╭─ Given records

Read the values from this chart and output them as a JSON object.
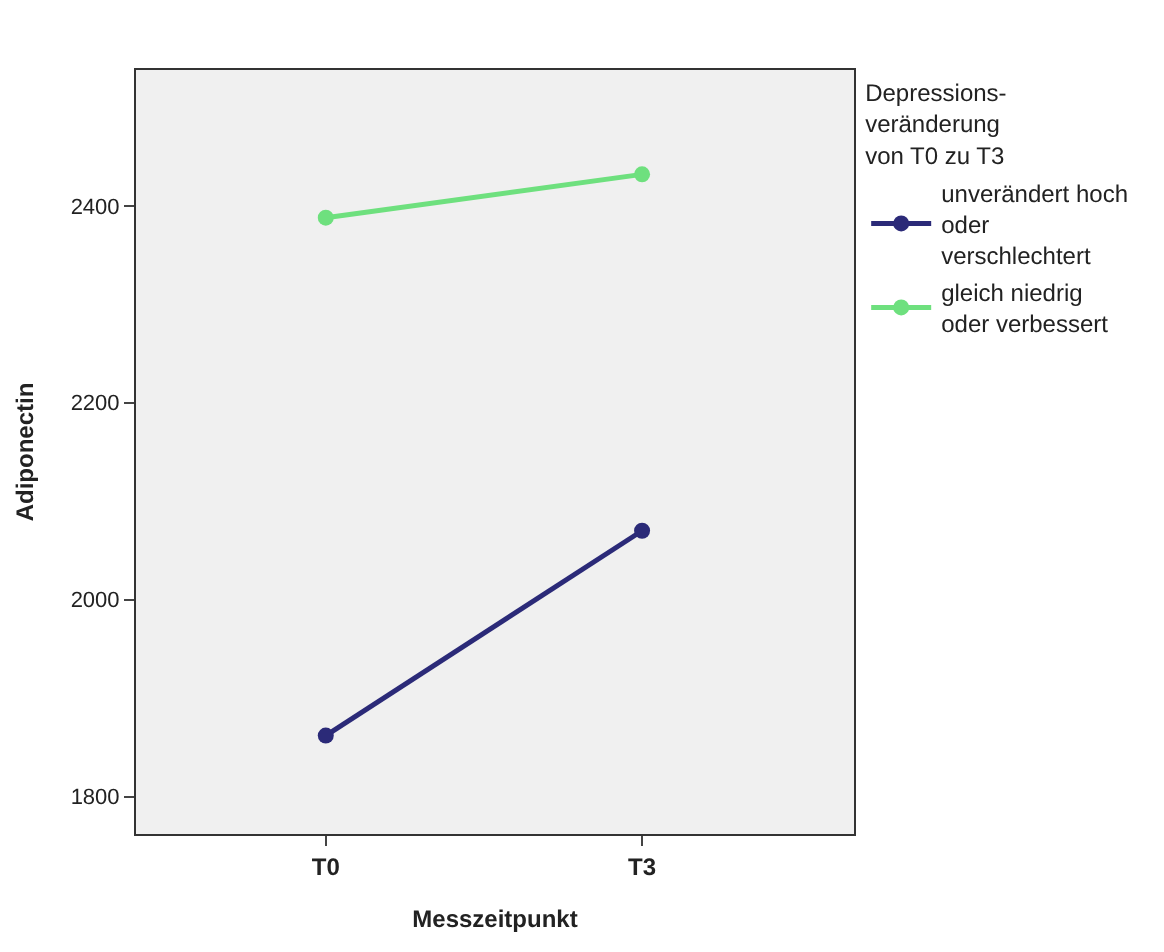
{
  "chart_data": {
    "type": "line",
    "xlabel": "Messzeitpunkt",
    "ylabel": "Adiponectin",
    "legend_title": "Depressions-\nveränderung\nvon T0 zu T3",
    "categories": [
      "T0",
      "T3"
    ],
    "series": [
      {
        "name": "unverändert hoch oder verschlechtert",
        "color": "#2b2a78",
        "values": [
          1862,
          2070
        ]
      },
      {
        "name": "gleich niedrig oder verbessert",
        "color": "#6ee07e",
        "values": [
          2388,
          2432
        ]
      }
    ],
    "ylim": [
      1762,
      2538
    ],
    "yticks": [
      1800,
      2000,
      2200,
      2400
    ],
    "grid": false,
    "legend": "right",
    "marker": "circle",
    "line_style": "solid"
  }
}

╰─
╭─ Given records

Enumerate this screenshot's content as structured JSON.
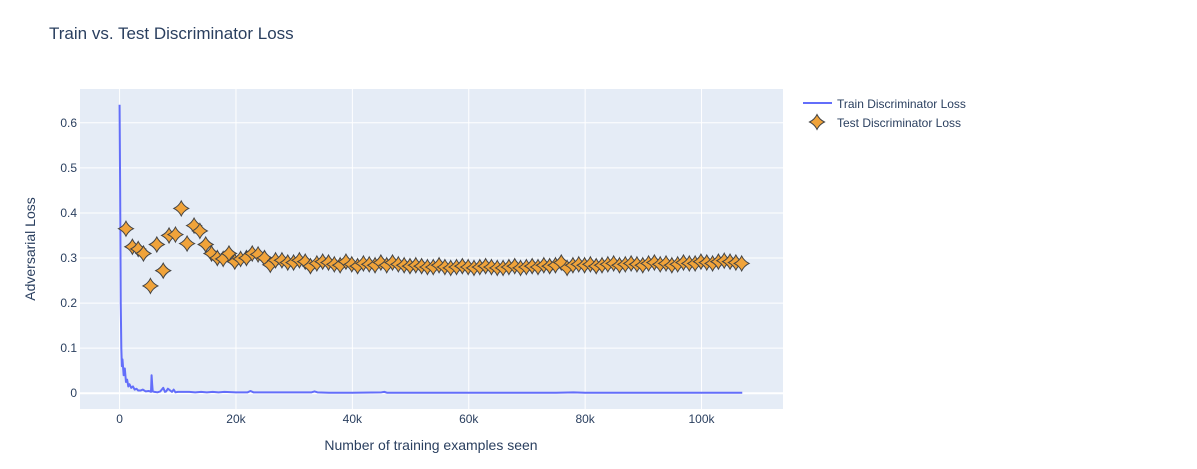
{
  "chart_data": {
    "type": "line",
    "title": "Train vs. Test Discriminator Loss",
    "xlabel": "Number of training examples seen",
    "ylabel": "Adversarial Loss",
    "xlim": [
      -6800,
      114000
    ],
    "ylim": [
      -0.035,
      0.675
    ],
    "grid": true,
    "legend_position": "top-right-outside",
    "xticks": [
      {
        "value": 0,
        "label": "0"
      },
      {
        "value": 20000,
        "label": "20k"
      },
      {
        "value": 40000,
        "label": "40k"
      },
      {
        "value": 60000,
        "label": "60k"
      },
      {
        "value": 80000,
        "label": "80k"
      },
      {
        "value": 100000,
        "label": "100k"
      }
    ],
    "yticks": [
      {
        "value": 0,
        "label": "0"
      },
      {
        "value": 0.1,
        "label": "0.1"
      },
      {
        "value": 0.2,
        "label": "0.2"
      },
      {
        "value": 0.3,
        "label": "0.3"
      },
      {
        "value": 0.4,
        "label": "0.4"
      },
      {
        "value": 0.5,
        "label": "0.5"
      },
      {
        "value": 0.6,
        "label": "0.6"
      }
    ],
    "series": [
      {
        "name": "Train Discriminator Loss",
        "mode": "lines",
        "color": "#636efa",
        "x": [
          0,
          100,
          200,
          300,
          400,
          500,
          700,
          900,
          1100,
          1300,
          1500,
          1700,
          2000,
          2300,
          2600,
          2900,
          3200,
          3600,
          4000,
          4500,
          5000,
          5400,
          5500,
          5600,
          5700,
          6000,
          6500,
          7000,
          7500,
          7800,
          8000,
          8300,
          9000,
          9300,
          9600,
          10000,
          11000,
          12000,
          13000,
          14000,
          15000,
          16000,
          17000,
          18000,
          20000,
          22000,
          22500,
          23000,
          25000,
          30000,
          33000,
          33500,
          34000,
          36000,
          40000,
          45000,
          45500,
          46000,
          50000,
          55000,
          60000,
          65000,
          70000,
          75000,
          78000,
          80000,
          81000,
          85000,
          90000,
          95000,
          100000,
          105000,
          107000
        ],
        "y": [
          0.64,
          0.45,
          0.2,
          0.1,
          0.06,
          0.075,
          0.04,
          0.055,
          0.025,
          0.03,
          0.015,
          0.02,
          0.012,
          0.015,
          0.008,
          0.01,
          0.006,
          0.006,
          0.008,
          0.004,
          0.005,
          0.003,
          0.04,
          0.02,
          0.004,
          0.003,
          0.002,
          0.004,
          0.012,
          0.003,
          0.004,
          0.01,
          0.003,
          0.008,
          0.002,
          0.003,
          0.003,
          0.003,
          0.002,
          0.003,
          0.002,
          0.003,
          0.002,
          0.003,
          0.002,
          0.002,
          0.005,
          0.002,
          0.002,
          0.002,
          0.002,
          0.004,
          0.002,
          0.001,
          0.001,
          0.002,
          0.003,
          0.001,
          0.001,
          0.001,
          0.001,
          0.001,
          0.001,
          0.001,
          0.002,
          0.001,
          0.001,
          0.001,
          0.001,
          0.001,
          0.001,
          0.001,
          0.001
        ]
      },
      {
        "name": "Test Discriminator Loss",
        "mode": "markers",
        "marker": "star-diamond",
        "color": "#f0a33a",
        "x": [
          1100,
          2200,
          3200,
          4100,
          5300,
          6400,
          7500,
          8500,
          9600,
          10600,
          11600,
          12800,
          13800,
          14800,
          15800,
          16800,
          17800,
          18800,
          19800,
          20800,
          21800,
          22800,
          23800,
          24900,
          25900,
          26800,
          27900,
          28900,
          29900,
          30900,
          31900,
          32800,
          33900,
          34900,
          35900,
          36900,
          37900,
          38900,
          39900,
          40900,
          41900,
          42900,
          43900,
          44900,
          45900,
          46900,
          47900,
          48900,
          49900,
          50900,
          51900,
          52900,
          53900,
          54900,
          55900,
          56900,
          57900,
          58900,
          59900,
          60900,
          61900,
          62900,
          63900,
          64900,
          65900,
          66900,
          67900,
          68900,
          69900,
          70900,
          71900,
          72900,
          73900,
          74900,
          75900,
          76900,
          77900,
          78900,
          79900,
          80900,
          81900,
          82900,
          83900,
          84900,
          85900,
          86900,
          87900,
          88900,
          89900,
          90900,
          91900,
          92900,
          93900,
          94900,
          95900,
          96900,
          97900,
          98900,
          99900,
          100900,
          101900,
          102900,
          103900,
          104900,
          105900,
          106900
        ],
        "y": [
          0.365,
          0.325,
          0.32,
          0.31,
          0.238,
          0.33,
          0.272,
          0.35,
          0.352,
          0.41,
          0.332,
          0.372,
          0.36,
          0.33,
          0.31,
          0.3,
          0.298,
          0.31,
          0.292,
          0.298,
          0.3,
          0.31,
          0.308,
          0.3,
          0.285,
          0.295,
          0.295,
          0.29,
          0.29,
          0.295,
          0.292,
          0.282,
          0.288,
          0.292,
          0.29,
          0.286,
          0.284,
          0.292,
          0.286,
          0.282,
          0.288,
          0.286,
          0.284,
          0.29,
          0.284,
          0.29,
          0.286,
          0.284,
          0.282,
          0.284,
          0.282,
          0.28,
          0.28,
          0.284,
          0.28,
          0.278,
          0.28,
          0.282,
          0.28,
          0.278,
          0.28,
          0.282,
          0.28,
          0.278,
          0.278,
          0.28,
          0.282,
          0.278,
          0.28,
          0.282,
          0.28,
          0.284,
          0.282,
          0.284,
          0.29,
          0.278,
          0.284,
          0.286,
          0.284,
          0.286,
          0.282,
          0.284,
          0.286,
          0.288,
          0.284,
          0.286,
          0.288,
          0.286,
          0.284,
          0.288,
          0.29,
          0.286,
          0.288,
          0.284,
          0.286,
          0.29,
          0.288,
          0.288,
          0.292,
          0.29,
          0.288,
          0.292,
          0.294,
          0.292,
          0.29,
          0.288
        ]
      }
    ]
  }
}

╰─

Given task: Of the lines in the entries, how many include the word "xlabel"? State only the number.

Reply: 2